Type out all the records word for word. Any pictures are to be left out.

[Stored data entries]
§ §

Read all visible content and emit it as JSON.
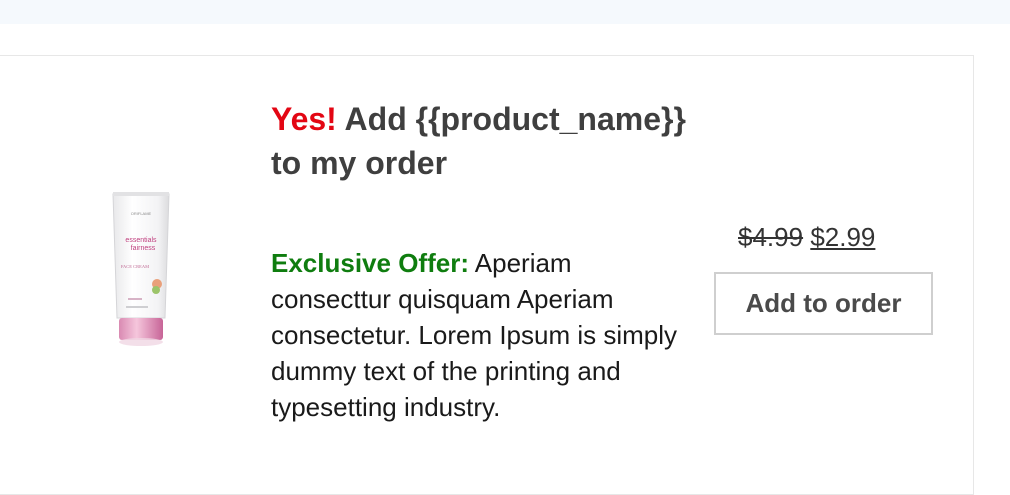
{
  "offer": {
    "headline_highlight": "Yes!",
    "headline_rest": " Add {{product_name}} to my order",
    "offer_label": "Exclusive Offer:",
    "description": " Aperiam consecttur quisquam Aperiam consectetur. Lorem Ipsum is simply dummy text of the printing and typesetting industry.",
    "old_price": "$4.99",
    "new_price": "$2.99",
    "button_label": "Add to order"
  },
  "product_image": {
    "brand": "ORIFLAME",
    "line1": "essentials",
    "line2": "fairness",
    "type": "FACE CREAM"
  },
  "colors": {
    "highlight": "#e30613",
    "offer": "#0f7d0f",
    "tube_pink": "#c0407f"
  }
}
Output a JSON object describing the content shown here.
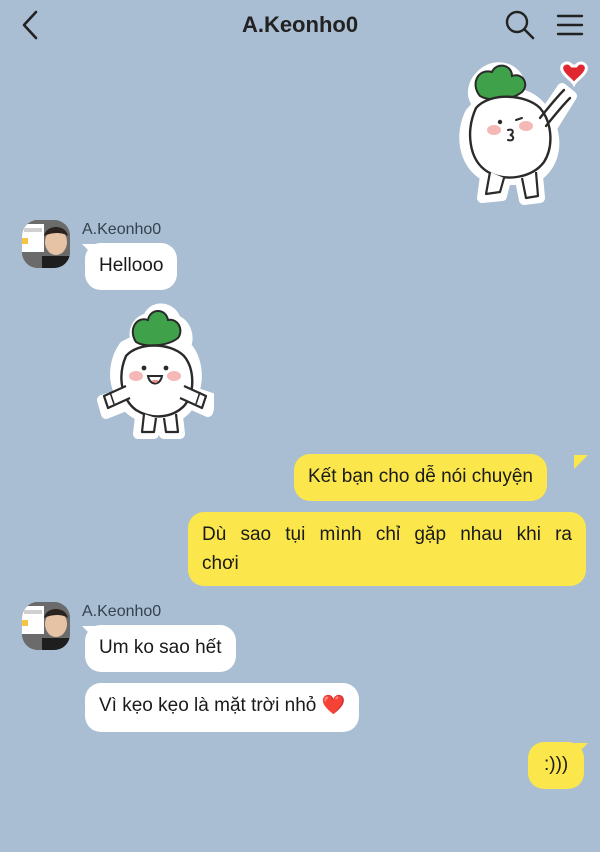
{
  "header": {
    "title": "A.Keonho0"
  },
  "messages": [
    {
      "type": "sticker",
      "direction": "out",
      "sticker": "radish-kiss-heart"
    },
    {
      "type": "text",
      "direction": "in",
      "sender": "A.Keonho0",
      "text": "Hellooo"
    },
    {
      "type": "sticker",
      "direction": "in",
      "sticker": "radish-wave"
    },
    {
      "type": "text",
      "direction": "out",
      "text": "Kết bạn cho dễ nói chuyện"
    },
    {
      "type": "text",
      "direction": "out",
      "line1": "Dù sao tụi mình chỉ gặp nhau khi ra",
      "line2": "chơi"
    },
    {
      "type": "text",
      "direction": "in",
      "sender": "A.Keonho0",
      "text": "Um ko sao hết"
    },
    {
      "type": "text",
      "direction": "in",
      "text": "Vì kẹo kẹo là mặt trời nhỏ",
      "emoji": "❤️"
    },
    {
      "type": "text",
      "direction": "out",
      "text": ":)))"
    }
  ],
  "colors": {
    "background": "#a9bdd3",
    "incoming_bubble": "#ffffff",
    "outgoing_bubble": "#fbe74b"
  },
  "icons": {
    "back": "chevron-left-icon",
    "search": "search-icon",
    "menu": "hamburger-menu-icon"
  }
}
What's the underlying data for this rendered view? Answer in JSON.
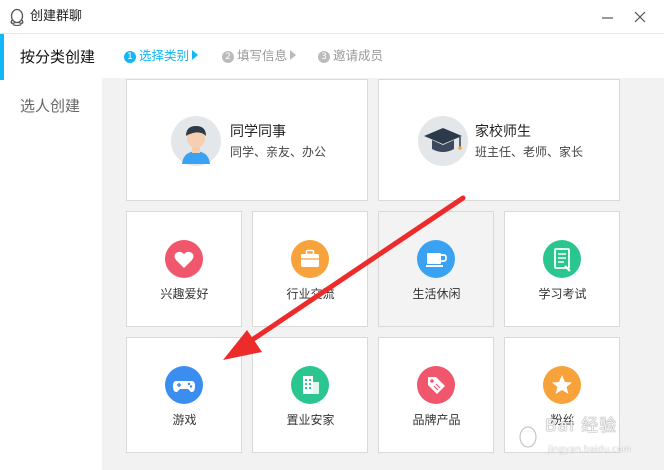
{
  "window": {
    "title": "创建群聊"
  },
  "sidebar": {
    "items": [
      {
        "label": "按分类创建",
        "active": true
      },
      {
        "label": "选人创建",
        "active": false
      }
    ]
  },
  "steps": [
    {
      "num": "1",
      "label": "选择类别",
      "active": true
    },
    {
      "num": "2",
      "label": "填写信息",
      "active": false
    },
    {
      "num": "3",
      "label": "邀请成员",
      "active": false
    }
  ],
  "big_cards": [
    {
      "title": "同学同事",
      "subtitle": "同学、亲友、办公",
      "icon": "student-avatar-icon"
    },
    {
      "title": "家校师生",
      "subtitle": "班主任、老师、家长",
      "icon": "graduation-cap-icon"
    }
  ],
  "small_cards": [
    {
      "label": "兴趣爱好",
      "icon": "heart-icon",
      "color": "#f0566c"
    },
    {
      "label": "行业交流",
      "icon": "briefcase-icon",
      "color": "#f7a23a"
    },
    {
      "label": "生活休闲",
      "icon": "coffee-cup-icon",
      "color": "#3aa2f2"
    },
    {
      "label": "学习考试",
      "icon": "notebook-icon",
      "color": "#2bc690"
    },
    {
      "label": "游戏",
      "icon": "gamepad-icon",
      "color": "#3b8df0"
    },
    {
      "label": "置业安家",
      "icon": "building-icon",
      "color": "#2bc690"
    },
    {
      "label": "品牌产品",
      "icon": "price-tag-icon",
      "color": "#f0566c"
    },
    {
      "label": "粉丝",
      "icon": "star-icon",
      "color": "#f7a23a"
    }
  ],
  "watermark": {
    "text": "Bai 经验",
    "url": "jingyan.baidu.com"
  }
}
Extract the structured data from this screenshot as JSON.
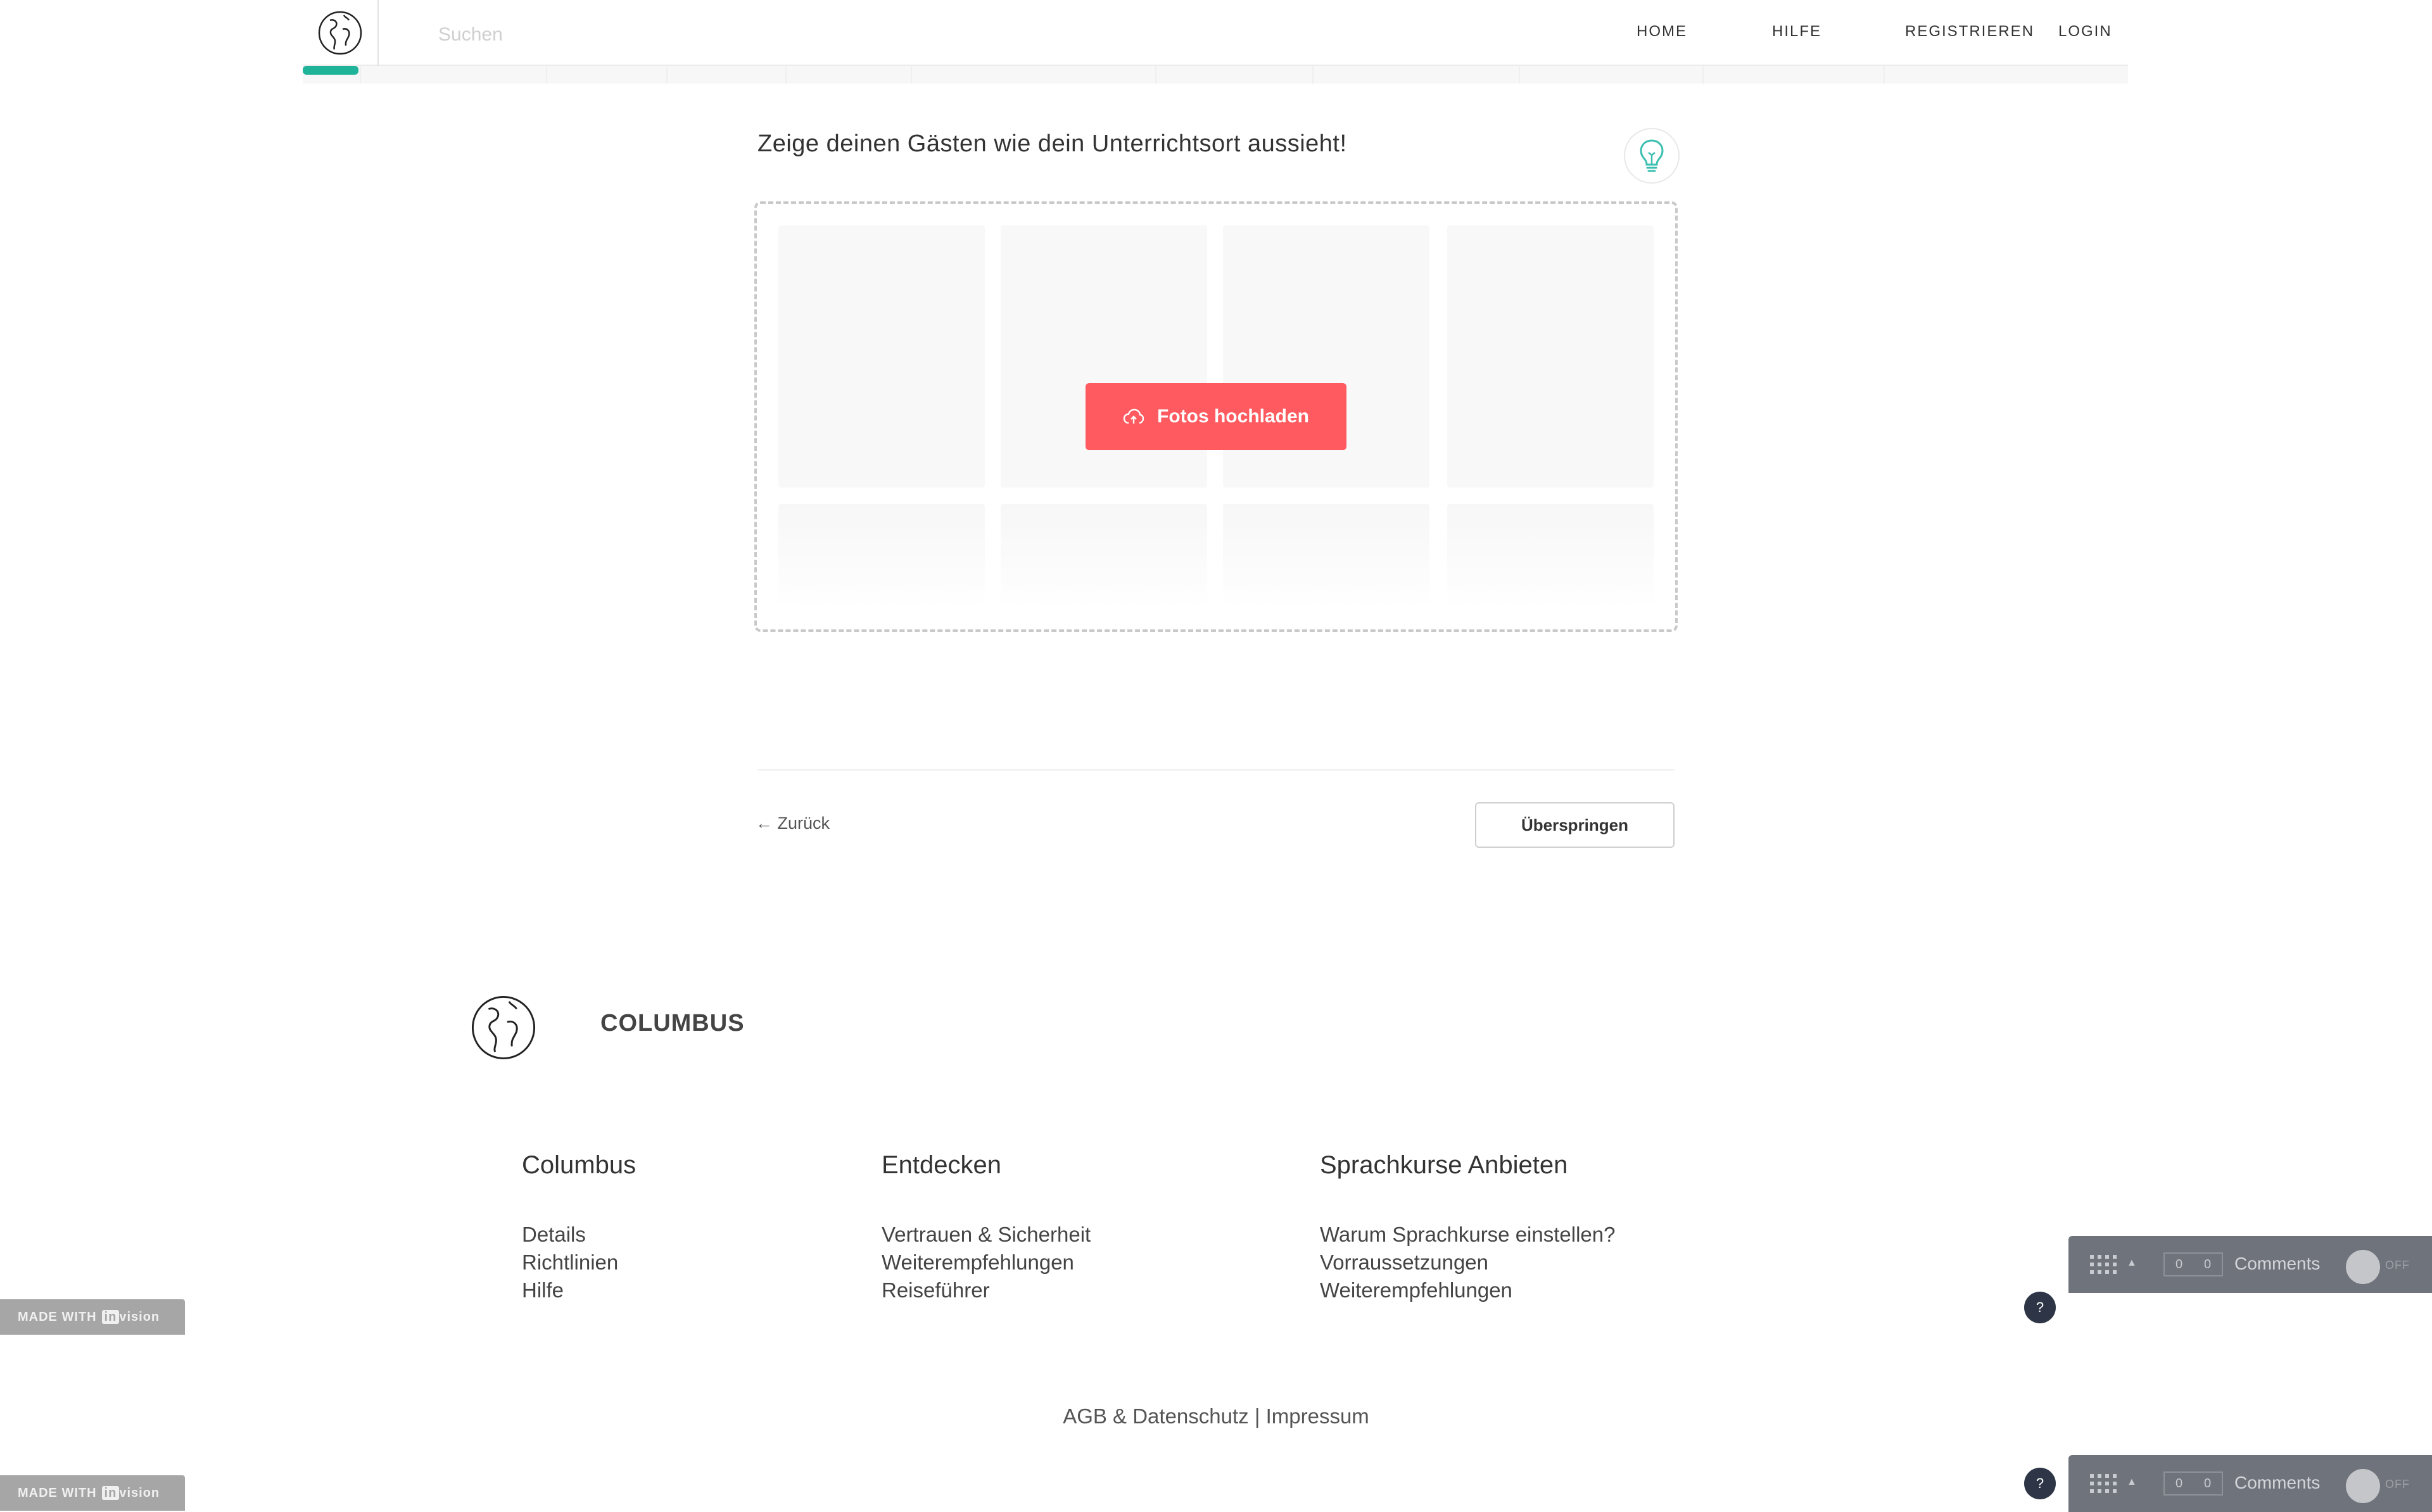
{
  "header": {
    "search_placeholder": "Suchen",
    "nav": {
      "home": "HOME",
      "help": "HILFE",
      "register": "REGISTRIEREN",
      "login": "LOGIN"
    },
    "active_accent": "#1fb39a"
  },
  "main": {
    "heading": "Zeige deinen Gästen wie dein Unterrichtsort aussieht!",
    "upload_button_label": "Fotos hochladen",
    "upload_color": "#fe5a5f",
    "back_label": "← Zurück",
    "skip_label": "Überspringen"
  },
  "footer": {
    "brand": "COLUMBUS",
    "columns": [
      {
        "title": "Columbus",
        "links": [
          "Details",
          "Richtlinien",
          "Hilfe"
        ]
      },
      {
        "title": "Entdecken",
        "links": [
          "Vertrauen & Sicherheit",
          "Weiterempfehlungen",
          "Reiseführer"
        ]
      },
      {
        "title": "Sprachkurse Anbieten",
        "links": [
          "Warum Sprachkurse einstellen?",
          "Vorraussetzungen",
          "Weiterempfehlungen"
        ]
      }
    ],
    "legal_agb": "AGB & Datenschutz",
    "legal_separator": "|",
    "legal_imprint": "Impressum"
  },
  "invision": {
    "made_with": "MADE WITH",
    "brand_in": "in",
    "brand_vision": "vision",
    "help": "?",
    "counter_left": "0",
    "counter_right": "0",
    "comments_label": "Comments",
    "toggle_label": "OFF"
  }
}
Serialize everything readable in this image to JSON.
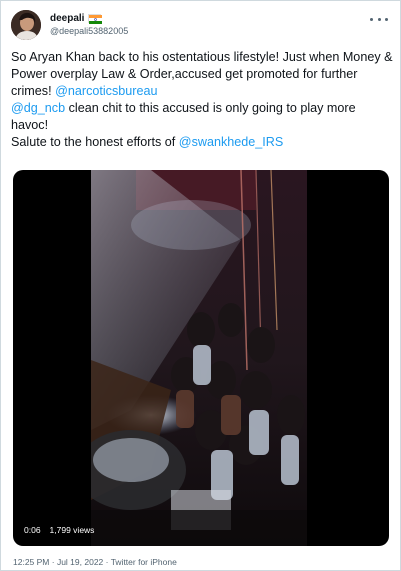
{
  "author": {
    "name": "deepali",
    "handle": "@deepali53882005",
    "flag_icon": "india-flag-icon"
  },
  "tweet": {
    "text_1": "So Aryan Khan back to his ostentatious lifestyle! Just when Money & Power overplay Law & Order,accused get promoted for further crimes! ",
    "mention_1": "@narcoticsbureau",
    "text_2": "\n",
    "mention_2": "@dg_ncb",
    "text_3": " clean chit to this accused is only going to play more havoc!\nSalute to the honest efforts of ",
    "mention_3": "@swankhede_IRS"
  },
  "video": {
    "duration": "0:06",
    "views": "1,799 views"
  },
  "footer": {
    "time": "12:25 PM",
    "separator_1": " · ",
    "date": "Jul 19, 2022",
    "separator_2": " · ",
    "source": "Twitter for iPhone"
  },
  "colors": {
    "link": "#1d9bf0",
    "text": "#0f1419",
    "muted": "#536471"
  }
}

§ §

§ Output for this task:
Read all visible content and emit it as JSON.
{
  "offer": {
    "headline_highlight": "Yes!",
    "headline_rest": " Add {{product_name}} to my order",
    "offer_label": "Exclusive Offer:",
    "description": " Aperiam consecttur quisquam Aperiam consectetur. Lorem Ipsum is simply dummy text of the printing and typesetting industry.",
    "old_price": "$4.99",
    "new_price": "$2.99",
    "button_label": "Add to order"
  },
  "product_image": {
    "brand": "ORIFLAME",
    "line1": "essentials",
    "line2": "fairness",
    "type": "FACE CREAM"
  },
  "colors": {
    "highlight": "#e30613",
    "offer": "#0f7d0f",
    "tube_pink": "#c0407f"
  }
}
Output a JSON object describing the content shown here.
{
  "header": {
    "title": "A.Keonho0"
  },
  "messages": [
    {
      "type": "sticker",
      "direction": "out",
      "sticker": "radish-kiss-heart"
    },
    {
      "type": "text",
      "direction": "in",
      "sender": "A.Keonho0",
      "text": "Hellooo"
    },
    {
      "type": "sticker",
      "direction": "in",
      "sticker": "radish-wave"
    },
    {
      "type": "text",
      "direction": "out",
      "text": "Kết bạn cho dễ nói chuyện"
    },
    {
      "type": "text",
      "direction": "out",
      "line1": "Dù sao tụi mình chỉ gặp nhau khi ra",
      "line2": "chơi"
    },
    {
      "type": "text",
      "direction": "in",
      "sender": "A.Keonho0",
      "text": "Um ko sao hết"
    },
    {
      "type": "text",
      "direction": "in",
      "text": "Vì kẹo kẹo là mặt trời nhỏ",
      "emoji": "❤️"
    },
    {
      "type": "text",
      "direction": "out",
      "text": ":)))"
    }
  ],
  "colors": {
    "background": "#a9bdd3",
    "incoming_bubble": "#ffffff",
    "outgoing_bubble": "#fbe74b"
  },
  "icons": {
    "back": "chevron-left-icon",
    "search": "search-icon",
    "menu": "hamburger-menu-icon"
  }
}
What's the underlying data for this rendered view? Answer in JSON.
{
  "window": {
    "title": "创建群聊"
  },
  "sidebar": {
    "items": [
      {
        "label": "按分类创建",
        "active": true
      },
      {
        "label": "选人创建",
        "active": false
      }
    ]
  },
  "steps": [
    {
      "num": "1",
      "label": "选择类别",
      "active": true
    },
    {
      "num": "2",
      "label": "填写信息",
      "active": false
    },
    {
      "num": "3",
      "label": "邀请成员",
      "active": false
    }
  ],
  "big_cards": [
    {
      "title": "同学同事",
      "subtitle": "同学、亲友、办公",
      "icon": "student-avatar-icon"
    },
    {
      "title": "家校师生",
      "subtitle": "班主任、老师、家长",
      "icon": "graduation-cap-icon"
    }
  ],
  "small_cards": [
    {
      "label": "兴趣爱好",
      "icon": "heart-icon",
      "color": "#f0566c"
    },
    {
      "label": "行业交流",
      "icon": "briefcase-icon",
      "color": "#f7a23a"
    },
    {
      "label": "生活休闲",
      "icon": "coffee-cup-icon",
      "color": "#3aa2f2"
    },
    {
      "label": "学习考试",
      "icon": "notebook-icon",
      "color": "#2bc690"
    },
    {
      "label": "游戏",
      "icon": "gamepad-icon",
      "color": "#3b8df0"
    },
    {
      "label": "置业安家",
      "icon": "building-icon",
      "color": "#2bc690"
    },
    {
      "label": "品牌产品",
      "icon": "price-tag-icon",
      "color": "#f0566c"
    },
    {
      "label": "粉丝",
      "icon": "star-icon",
      "color": "#f7a23a"
    }
  ],
  "watermark": {
    "text": "Bai 经验",
    "url": "jingyan.baidu.com"
  }
}
Extract the structured data from this screenshot as JSON.
{
  "header": {
    "search_placeholder": "Suchen",
    "nav": {
      "home": "HOME",
      "help": "HILFE",
      "register": "REGISTRIEREN",
      "login": "LOGIN"
    },
    "active_accent": "#1fb39a"
  },
  "main": {
    "heading": "Zeige deinen Gästen wie dein Unterrichtsort aussieht!",
    "upload_button_label": "Fotos hochladen",
    "upload_color": "#fe5a5f",
    "back_label": "← Zurück",
    "skip_label": "Überspringen"
  },
  "footer": {
    "brand": "COLUMBUS",
    "columns": [
      {
        "title": "Columbus",
        "links": [
          "Details",
          "Richtlinien",
          "Hilfe"
        ]
      },
      {
        "title": "Entdecken",
        "links": [
          "Vertrauen & Sicherheit",
          "Weiterempfehlungen",
          "Reiseführer"
        ]
      },
      {
        "title": "Sprachkurse Anbieten",
        "links": [
          "Warum Sprachkurse einstellen?",
          "Vorraussetzungen",
          "Weiterempfehlungen"
        ]
      }
    ],
    "legal_agb": "AGB & Datenschutz",
    "legal_separator": "|",
    "legal_imprint": "Impressum"
  },
  "invision": {
    "made_with": "MADE WITH",
    "brand_in": "in",
    "brand_vision": "vision",
    "help": "?",
    "counter_left": "0",
    "counter_right": "0",
    "comments_label": "Comments",
    "toggle_label": "OFF"
  }
}
Serialize everything readable in this image to JSON.
{
  "author": {
    "name": "deepali",
    "handle": "@deepali53882005",
    "flag_icon": "india-flag-icon"
  },
  "tweet": {
    "text_1": "So Aryan Khan back to his ostentatious lifestyle! Just when Money & Power overplay Law & Order,accused get promoted for further crimes! ",
    "mention_1": "@narcoticsbureau",
    "text_2": "\n",
    "mention_2": "@dg_ncb",
    "text_3": " clean chit to this accused is only going to play more havoc!\nSalute to the honest efforts of ",
    "mention_3": "@swankhede_IRS"
  },
  "video": {
    "duration": "0:06",
    "views": "1,799 views"
  },
  "footer": {
    "time": "12:25 PM",
    "separator_1": " · ",
    "date": "Jul 19, 2022",
    "separator_2": " · ",
    "source": "Twitter for iPhone"
  },
  "colors": {
    "link": "#1d9bf0",
    "text": "#0f1419",
    "muted": "#536471"
  }
}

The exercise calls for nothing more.